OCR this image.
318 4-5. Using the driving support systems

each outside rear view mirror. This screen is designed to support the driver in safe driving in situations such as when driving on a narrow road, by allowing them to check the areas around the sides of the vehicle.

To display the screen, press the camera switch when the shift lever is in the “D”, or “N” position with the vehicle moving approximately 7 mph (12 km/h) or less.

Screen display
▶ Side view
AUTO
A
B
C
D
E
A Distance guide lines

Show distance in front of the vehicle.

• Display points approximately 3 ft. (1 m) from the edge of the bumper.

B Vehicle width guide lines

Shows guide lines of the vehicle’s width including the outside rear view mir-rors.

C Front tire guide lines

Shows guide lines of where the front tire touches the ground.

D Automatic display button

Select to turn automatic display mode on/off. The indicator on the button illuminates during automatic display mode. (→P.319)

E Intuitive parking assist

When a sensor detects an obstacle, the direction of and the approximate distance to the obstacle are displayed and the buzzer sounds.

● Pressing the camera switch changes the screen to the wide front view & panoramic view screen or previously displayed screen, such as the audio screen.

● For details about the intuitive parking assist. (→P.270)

### YOUR GOAL
Extract, from the listing above, every line where the string "guide" occurs.

### SOLUTION FOR THIS EXERCISE
A Distance guide lines
B Vehicle width guide lines
Shows guide lines of the vehicle’s width including the outside rear view mir-rors.
C Front tire guide lines
Shows guide lines of where the front tire touches the ground.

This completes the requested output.